*GOAL*:
Print all the entries verbatim.

*GIVEN DATA*:
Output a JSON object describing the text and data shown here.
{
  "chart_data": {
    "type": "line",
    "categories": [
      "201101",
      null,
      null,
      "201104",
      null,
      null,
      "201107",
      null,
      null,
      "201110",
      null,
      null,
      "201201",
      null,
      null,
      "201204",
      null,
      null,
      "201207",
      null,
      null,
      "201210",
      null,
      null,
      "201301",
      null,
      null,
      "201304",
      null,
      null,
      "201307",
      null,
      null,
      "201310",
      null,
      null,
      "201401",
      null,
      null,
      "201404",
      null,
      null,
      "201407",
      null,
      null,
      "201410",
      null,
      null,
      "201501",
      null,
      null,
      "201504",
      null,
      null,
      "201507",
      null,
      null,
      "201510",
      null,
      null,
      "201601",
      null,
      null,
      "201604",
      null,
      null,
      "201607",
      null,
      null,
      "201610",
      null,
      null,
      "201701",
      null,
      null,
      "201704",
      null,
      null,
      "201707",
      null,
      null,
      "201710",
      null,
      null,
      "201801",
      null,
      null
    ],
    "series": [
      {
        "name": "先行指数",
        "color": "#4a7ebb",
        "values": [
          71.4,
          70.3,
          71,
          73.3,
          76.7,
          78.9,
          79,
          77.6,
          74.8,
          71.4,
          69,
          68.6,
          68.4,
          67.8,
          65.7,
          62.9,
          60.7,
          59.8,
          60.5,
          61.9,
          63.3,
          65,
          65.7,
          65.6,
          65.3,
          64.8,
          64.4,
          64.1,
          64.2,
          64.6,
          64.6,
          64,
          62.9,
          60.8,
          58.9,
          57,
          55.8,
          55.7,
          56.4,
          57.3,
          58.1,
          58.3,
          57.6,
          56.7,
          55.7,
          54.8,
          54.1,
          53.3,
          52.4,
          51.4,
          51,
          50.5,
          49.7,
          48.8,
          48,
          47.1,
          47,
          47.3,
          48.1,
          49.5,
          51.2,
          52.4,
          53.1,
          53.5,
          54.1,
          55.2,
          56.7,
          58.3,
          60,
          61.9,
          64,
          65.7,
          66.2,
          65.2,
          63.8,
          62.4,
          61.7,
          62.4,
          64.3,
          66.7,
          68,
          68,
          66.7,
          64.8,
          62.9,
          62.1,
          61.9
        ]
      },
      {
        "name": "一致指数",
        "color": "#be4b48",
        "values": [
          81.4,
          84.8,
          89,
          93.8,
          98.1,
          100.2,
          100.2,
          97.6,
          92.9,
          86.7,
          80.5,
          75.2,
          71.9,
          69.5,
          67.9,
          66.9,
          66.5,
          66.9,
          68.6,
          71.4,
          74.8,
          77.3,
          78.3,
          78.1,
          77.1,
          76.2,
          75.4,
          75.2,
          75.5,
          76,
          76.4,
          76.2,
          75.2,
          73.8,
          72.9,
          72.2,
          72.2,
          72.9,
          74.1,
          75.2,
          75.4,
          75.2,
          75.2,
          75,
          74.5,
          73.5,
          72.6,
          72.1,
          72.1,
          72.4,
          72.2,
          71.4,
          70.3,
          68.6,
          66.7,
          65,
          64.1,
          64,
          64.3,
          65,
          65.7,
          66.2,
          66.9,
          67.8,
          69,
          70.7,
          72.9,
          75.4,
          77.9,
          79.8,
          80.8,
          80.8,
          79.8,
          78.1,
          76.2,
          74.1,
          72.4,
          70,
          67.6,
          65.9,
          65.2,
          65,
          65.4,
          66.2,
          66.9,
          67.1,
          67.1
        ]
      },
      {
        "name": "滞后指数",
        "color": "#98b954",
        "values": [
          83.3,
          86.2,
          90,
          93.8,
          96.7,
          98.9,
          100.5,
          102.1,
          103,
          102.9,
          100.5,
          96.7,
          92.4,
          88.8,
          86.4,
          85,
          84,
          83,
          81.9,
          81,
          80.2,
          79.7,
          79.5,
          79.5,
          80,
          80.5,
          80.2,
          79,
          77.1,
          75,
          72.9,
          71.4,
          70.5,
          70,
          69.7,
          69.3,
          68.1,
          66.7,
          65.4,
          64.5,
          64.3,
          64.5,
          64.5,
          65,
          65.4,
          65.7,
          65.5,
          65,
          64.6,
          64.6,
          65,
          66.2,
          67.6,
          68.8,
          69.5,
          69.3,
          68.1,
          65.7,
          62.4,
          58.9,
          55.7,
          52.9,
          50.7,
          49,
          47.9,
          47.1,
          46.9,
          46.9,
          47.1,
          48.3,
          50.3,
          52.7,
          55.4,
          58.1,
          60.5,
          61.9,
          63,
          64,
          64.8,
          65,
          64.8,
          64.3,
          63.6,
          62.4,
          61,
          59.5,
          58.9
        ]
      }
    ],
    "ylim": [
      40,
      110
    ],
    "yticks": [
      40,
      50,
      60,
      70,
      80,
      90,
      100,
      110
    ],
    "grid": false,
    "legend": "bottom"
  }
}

*PROBLEM SOLUTION*:
Output a JSON object describing the text and data shown here.
{
  "chart_data": {
    "type": "line",
    "categories": [
      "201101",
      null,
      null,
      "201104",
      null,
      null,
      "201107",
      null,
      null,
      "201110",
      null,
      null,
      "201201",
      null,
      null,
      "201204",
      null,
      null,
      "201207",
      null,
      null,
      "201210",
      null,
      null,
      "201301",
      null,
      null,
      "201304",
      null,
      null,
      "201307",
      null,
      null,
      "201310",
      null,
      null,
      "201401",
      null,
      null,
      "201404",
      null,
      null,
      "201407",
      null,
      null,
      "201410",
      null,
      null,
      "201501",
      null,
      null,
      "201504",
      null,
      null,
      "201507",
      null,
      null,
      "201510",
      null,
      null,
      "201601",
      null,
      null,
      "201604",
      null,
      null,
      "201607",
      null,
      null,
      "201610",
      null,
      null,
      "201701",
      null,
      null,
      "201704",
      null,
      null,
      "201707",
      null,
      null,
      "201710",
      null,
      null,
      "201801",
      null,
      null
    ],
    "series": [
      {
        "name": "先行指数",
        "color": "#4a7ebb",
        "values": [
          71.4,
          70.3,
          71,
          73.3,
          76.7,
          78.9,
          79,
          77.6,
          74.8,
          71.4,
          69,
          68.6,
          68.4,
          67.8,
          65.7,
          62.9,
          60.7,
          59.8,
          60.5,
          61.9,
          63.3,
          65,
          65.7,
          65.6,
          65.3,
          64.8,
          64.4,
          64.1,
          64.2,
          64.6,
          64.6,
          64,
          62.9,
          60.8,
          58.9,
          57,
          55.8,
          55.7,
          56.4,
          57.3,
          58.1,
          58.3,
          57.6,
          56.7,
          55.7,
          54.8,
          54.1,
          53.3,
          52.4,
          51.4,
          51,
          50.5,
          49.7,
          48.8,
          48,
          47.1,
          47,
          47.3,
          48.1,
          49.5,
          51.2,
          52.4,
          53.1,
          53.5,
          54.1,
          55.2,
          56.7,
          58.3,
          60,
          61.9,
          64,
          65.7,
          66.2,
          65.2,
          63.8,
          62.4,
          61.7,
          62.4,
          64.3,
          66.7,
          68,
          68,
          66.7,
          64.8,
          62.9,
          62.1,
          61.9
        ]
      },
      {
        "name": "一致指数",
        "color": "#be4b48",
        "values": [
          81.4,
          84.8,
          89,
          93.8,
          98.1,
          100.2,
          100.2,
          97.6,
          92.9,
          86.7,
          80.5,
          75.2,
          71.9,
          69.5,
          67.9,
          66.9,
          66.5,
          66.9,
          68.6,
          71.4,
          74.8,
          77.3,
          78.3,
          78.1,
          77.1,
          76.2,
          75.4,
          75.2,
          75.5,
          76,
          76.4,
          76.2,
          75.2,
          73.8,
          72.9,
          72.2,
          72.2,
          72.9,
          74.1,
          75.2,
          75.4,
          75.2,
          75.2,
          75,
          74.5,
          73.5,
          72.6,
          72.1,
          72.1,
          72.4,
          72.2,
          71.4,
          70.3,
          68.6,
          66.7,
          65,
          64.1,
          64,
          64.3,
          65,
          65.7,
          66.2,
          66.9,
          67.8,
          69,
          70.7,
          72.9,
          75.4,
          77.9,
          79.8,
          80.8,
          80.8,
          79.8,
          78.1,
          76.2,
          74.1,
          72.4,
          70,
          67.6,
          65.9,
          65.2,
          65,
          65.4,
          66.2,
          66.9,
          67.1,
          67.1
        ]
      },
      {
        "name": "滞后指数",
        "color": "#98b954",
        "values": [
          83.3,
          86.2,
          90,
          93.8,
          96.7,
          98.9,
          100.5,
          102.1,
          103,
          102.9,
          100.5,
          96.7,
          92.4,
          88.8,
          86.4,
          85,
          84,
          83,
          81.9,
          81,
          80.2,
          79.7,
          79.5,
          79.5,
          80,
          80.5,
          80.2,
          79,
          77.1,
          75,
          72.9,
          71.4,
          70.5,
          70,
          69.7,
          69.3,
          68.1,
          66.7,
          65.4,
          64.5,
          64.3,
          64.5,
          64.5,
          65,
          65.4,
          65.7,
          65.5,
          65,
          64.6,
          64.6,
          65,
          66.2,
          67.6,
          68.8,
          69.5,
          69.3,
          68.1,
          65.7,
          62.4,
          58.9,
          55.7,
          52.9,
          50.7,
          49,
          47.9,
          47.1,
          46.9,
          46.9,
          47.1,
          48.3,
          50.3,
          52.7,
          55.4,
          58.1,
          60.5,
          61.9,
          63,
          64,
          64.8,
          65,
          64.8,
          64.3,
          63.6,
          62.4,
          61,
          59.5,
          58.9
        ]
      }
    ],
    "ylim": [
      40,
      110
    ],
    "yticks": [
      40,
      50,
      60,
      70,
      80,
      90,
      100,
      110
    ],
    "grid": false,
    "legend": "bottom"
  }
}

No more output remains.